**Collected data entries**
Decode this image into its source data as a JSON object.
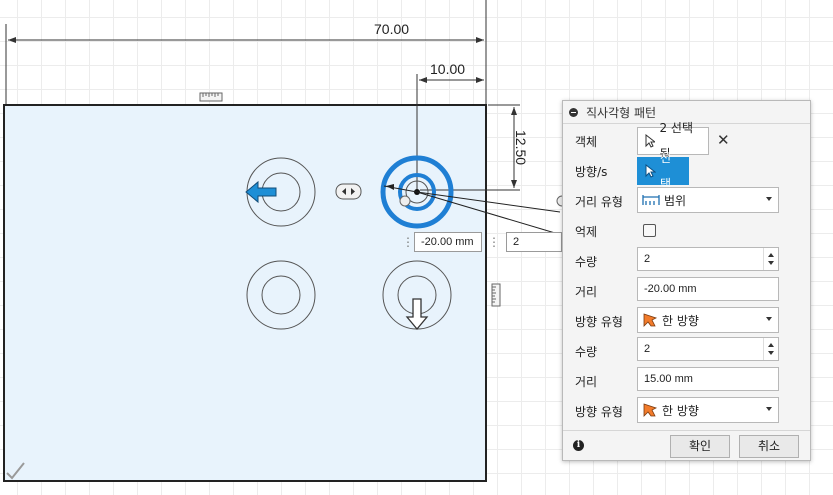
{
  "dimensions": {
    "d_width": "70.00",
    "d_offset": "10.00",
    "d_vertical": "12.50"
  },
  "inline": {
    "distance_value": "-20.00 mm",
    "count_value": "2"
  },
  "panel": {
    "title": "직사각형 패턴",
    "rows": {
      "object_label": "객체",
      "object_value": "2 선택됨",
      "direction_label": "방향/s",
      "direction_value": "선택",
      "distance_type_label": "거리 유형",
      "distance_type_value": "범위",
      "suppress_label": "억제",
      "count1_label": "수량",
      "count1_value": "2",
      "distance1_label": "거리",
      "distance1_value": "-20.00 mm",
      "dirtype1_label": "방향 유형",
      "dirtype1_value": "한 방향",
      "count2_label": "수량",
      "count2_value": "2",
      "distance2_label": "거리",
      "distance2_value": "15.00 mm",
      "dirtype2_label": "방향 유형",
      "dirtype2_value": "한 방향"
    },
    "ok_label": "확인",
    "cancel_label": "취소"
  },
  "colors": {
    "accent": "#1e8fd6",
    "sketch_fill": "#e8f3fc",
    "arrow_blue": "#2b7fd1",
    "arrow_orange": "#f27b2a"
  },
  "icons": [
    "collapse-icon",
    "cursor-icon",
    "close-icon",
    "range-icon",
    "orange-direction-icon",
    "info-icon",
    "arrow-left-icon",
    "arrow-down-icon",
    "dual-arrow-handle-icon",
    "ruler-handle-icon",
    "check-icon"
  ]
}
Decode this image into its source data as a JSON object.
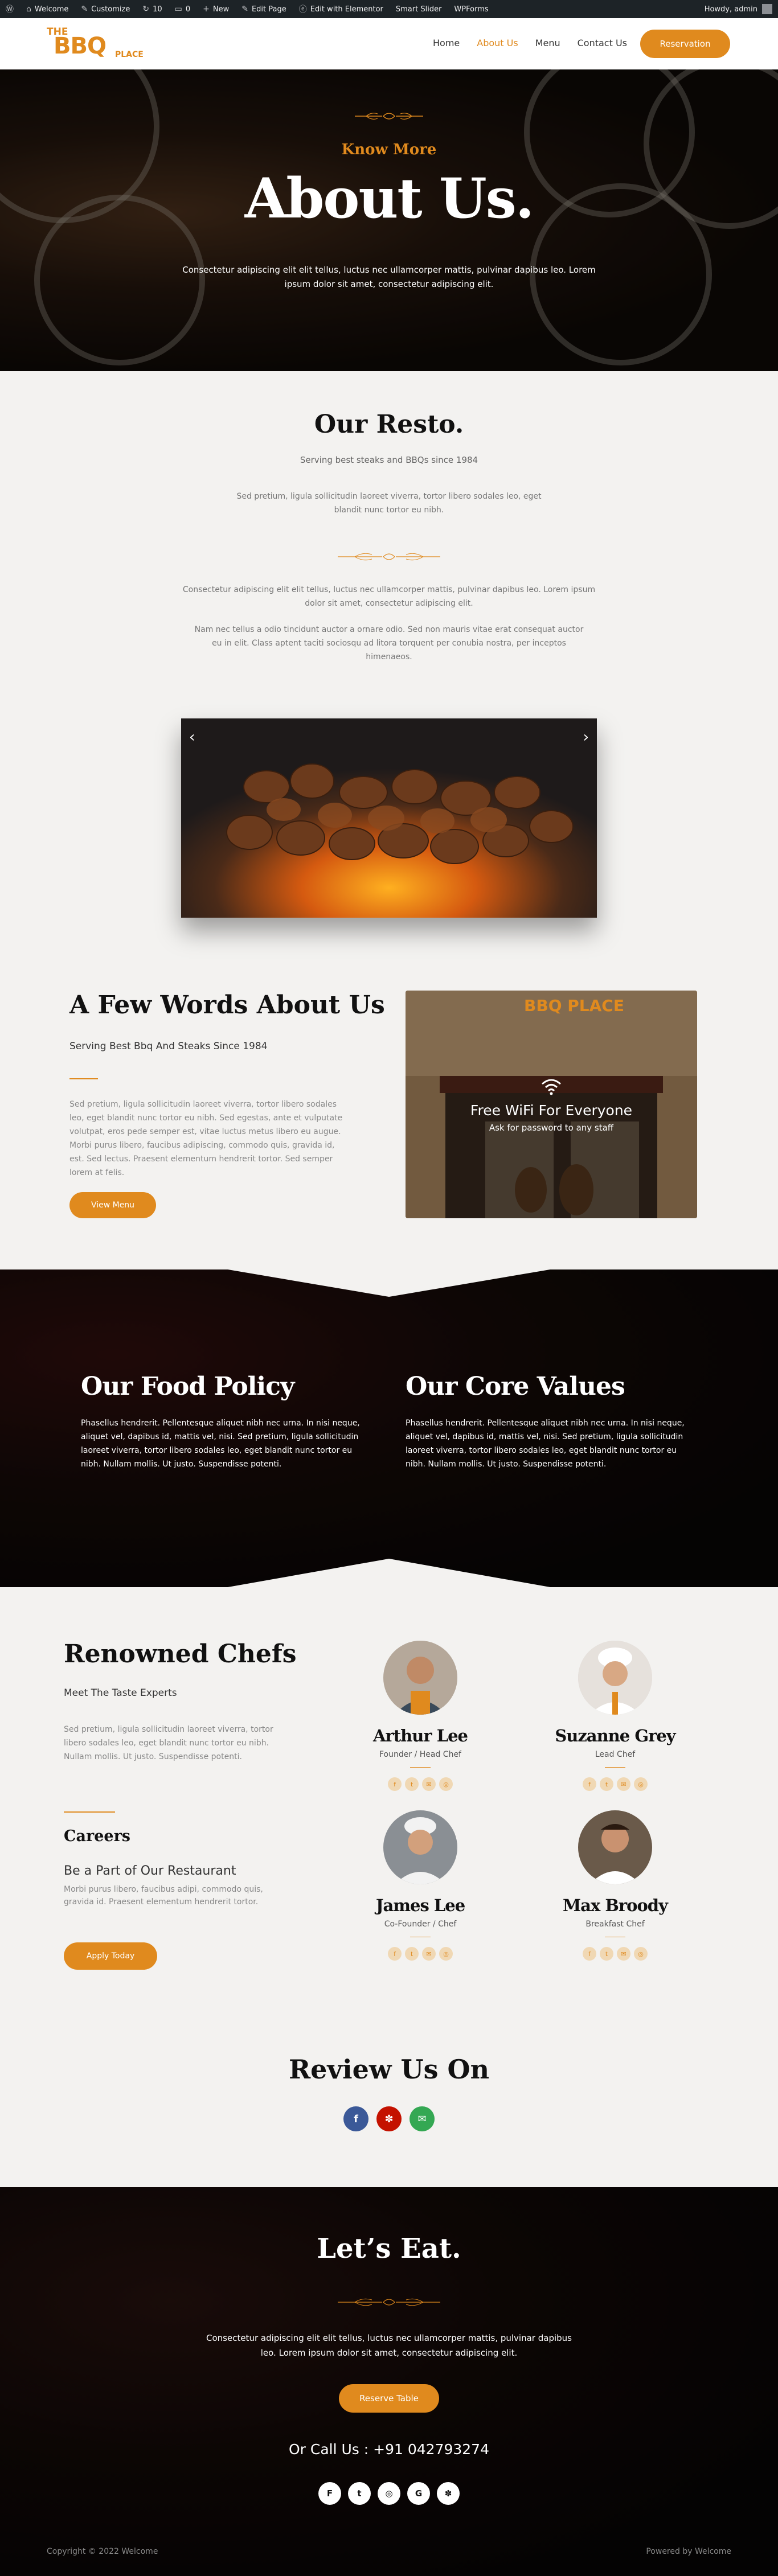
{
  "admin_bar": {
    "items": [
      "Welcome",
      "Customize",
      "10",
      "0",
      "New",
      "Edit Page",
      "Edit with Elementor",
      "Smart Slider",
      "WPForms"
    ],
    "greeting": "Howdy, admin"
  },
  "header": {
    "logo": {
      "line1": "THE",
      "line2": "BBQ",
      "line3": "PLACE"
    },
    "nav": [
      "Home",
      "About Us",
      "Menu",
      "Contact Us"
    ],
    "active_nav": "About Us",
    "cta": "Reservation"
  },
  "hero": {
    "kicker": "Know More",
    "title": "About Us.",
    "text": "Consectetur adipiscing elit elit tellus, luctus nec ullamcorper mattis, pulvinar dapibus leo. Lorem ipsum dolor sit amet, consectetur adipiscing elit."
  },
  "resto": {
    "title": "Our Resto.",
    "subtitle": "Serving best steaks and BBQs since 1984",
    "text1": "Sed pretium, ligula sollicitudin laoreet viverra, tortor libero sodales leo, eget blandit nunc tortor eu nibh.",
    "text2": "Consectetur adipiscing elit elit tellus, luctus nec ullamcorper mattis, pulvinar dapibus leo. Lorem ipsum dolor sit amet, consectetur adipiscing elit.",
    "text3": "Nam nec tellus a odio tincidunt auctor a ornare odio. Sed non mauris vitae erat consequat auctor eu in elit. Class aptent taciti sociosqu ad litora torquent per conubia nostra, per inceptos himenaeos."
  },
  "slider": {
    "prev": "‹",
    "next": "›"
  },
  "about": {
    "title": "A Few Words About Us",
    "subtitle": "Serving Best Bbq And Steaks Since 1984",
    "text": "Sed pretium, ligula sollicitudin laoreet viverra, tortor libero sodales leo, eget blandit nunc tortor eu nibh. Sed egestas, ante et vulputate volutpat, eros pede semper est, vitae luctus metus libero eu augue. Morbi purus libero, faucibus adipiscing, commodo quis, gravida id, est. Sed lectus. Praesent elementum hendrerit tortor. Sed semper lorem at felis.",
    "button": "View Menu",
    "wifi_title": "Free WiFi For Everyone",
    "wifi_sub": "Ask for password to any staff",
    "sign": "BBQ PLACE"
  },
  "policy": {
    "food_title": "Our Food Policy",
    "food_text": "Phasellus hendrerit. Pellentesque aliquet nibh nec urna. In nisi neque, aliquet vel, dapibus id, mattis vel, nisi. Sed pretium, ligula sollicitudin laoreet viverra, tortor libero sodales leo, eget blandit nunc tortor eu nibh. Nullam mollis. Ut justo. Suspendisse potenti.",
    "values_title": "Our Core Values",
    "values_text": "Phasellus hendrerit. Pellentesque aliquet nibh nec urna. In nisi neque, aliquet vel, dapibus id, mattis vel, nisi. Sed pretium, ligula sollicitudin laoreet viverra, tortor libero sodales leo, eget blandit nunc tortor eu nibh. Nullam mollis. Ut justo. Suspendisse potenti."
  },
  "chefs": {
    "title": "Renowned Chefs",
    "subtitle": "Meet The Taste Experts",
    "text": "Sed pretium, ligula sollicitudin laoreet viverra, tortor libero sodales leo, eget blandit nunc tortor eu nibh. Nullam mollis. Ut justo. Suspendisse potenti.",
    "careers_title": "Careers",
    "careers_sub": "Be a Part of Our Restaurant",
    "careers_text": "Morbi purus libero, faucibus adipi, commodo quis, gravida id. Praesent elementum hendrerit tortor.",
    "apply": "Apply Today",
    "list": [
      {
        "name": "Arthur Lee",
        "role": "Founder / Head Chef"
      },
      {
        "name": "Suzanne Grey",
        "role": "Lead Chef"
      },
      {
        "name": "James Lee",
        "role": "Co-Founder / Chef"
      },
      {
        "name": "Max Broody",
        "role": "Breakfast Chef"
      }
    ],
    "social_icons": [
      "facebook-icon",
      "twitter-icon",
      "email-icon",
      "instagram-icon"
    ]
  },
  "review": {
    "title": "Review Us On",
    "icons": [
      "facebook-icon",
      "yelp-icon",
      "tripadvisor-icon"
    ],
    "colors": {
      "facebook": "#3b5998",
      "yelp": "#c41200",
      "tripadvisor": "#34a853"
    }
  },
  "footer": {
    "title": "Let’s Eat.",
    "text": "Consectetur adipiscing elit elit tellus, luctus nec ullamcorper mattis, pulvinar dapibus leo. Lorem ipsum dolor sit amet, consectetur adipiscing elit.",
    "button": "Reserve Table",
    "call": "Or Call Us : +91 042793274",
    "icons": [
      "foursquare-icon",
      "twitter-icon",
      "instagram-icon",
      "google-icon",
      "yelp-icon"
    ],
    "copyright": "Copyright © 2022 Welcome",
    "powered": "Powered by Welcome"
  },
  "colors": {
    "accent": "#e08a1e",
    "dark": "#111111",
    "admin_bar": "#1d2327"
  }
}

**Task requirements**
From the entries above, list each line with "pretium" in it.

**Right answer**
    "text1": "Sed pretium, ligula sollicitudin laoreet viverra, tortor libero sodales leo, eget blandit nunc tortor eu nibh.",
    "text": "Sed pretium, ligula sollicitudin laoreet viverra, tortor libero sodales leo, eget blandit nunc tortor eu nibh. Sed egestas, ante et vulputate volutpat, eros pede semper est, vitae luctus metus libero eu augue. Morbi purus libero, faucibus adipiscing, commodo quis, gravida id, est. Sed lectus. Praesent elementum hendrerit tortor. Sed semper lorem at felis.",
    "food_text": "Phasellus hendrerit. Pellentesque aliquet nibh nec urna. In nisi neque, aliquet vel, dapibus id, mattis vel, nisi. Sed pretium, ligula sollicitudin laoreet viverra, tortor libero sodales leo, eget blandit nunc tortor eu nibh. Nullam mollis. Ut justo. Suspendisse potenti.",
    "values_text": "Phasellus hendrerit. Pellentesque aliquet nibh nec urna. In nisi neque, aliquet vel, dapibus id, mattis vel, nisi. Sed pretium, ligula sollicitudin laoreet viverra, tortor libero sodales leo, eget blandit nunc tortor eu nibh. Nullam mollis. Ut justo. Suspendisse potenti."
    "text": "Sed pretium, ligula sollicitudin laoreet viverra, tortor libero sodales leo, eget blandit nunc tortor eu nibh. Nullam mollis. Ut justo. Suspendisse potenti.",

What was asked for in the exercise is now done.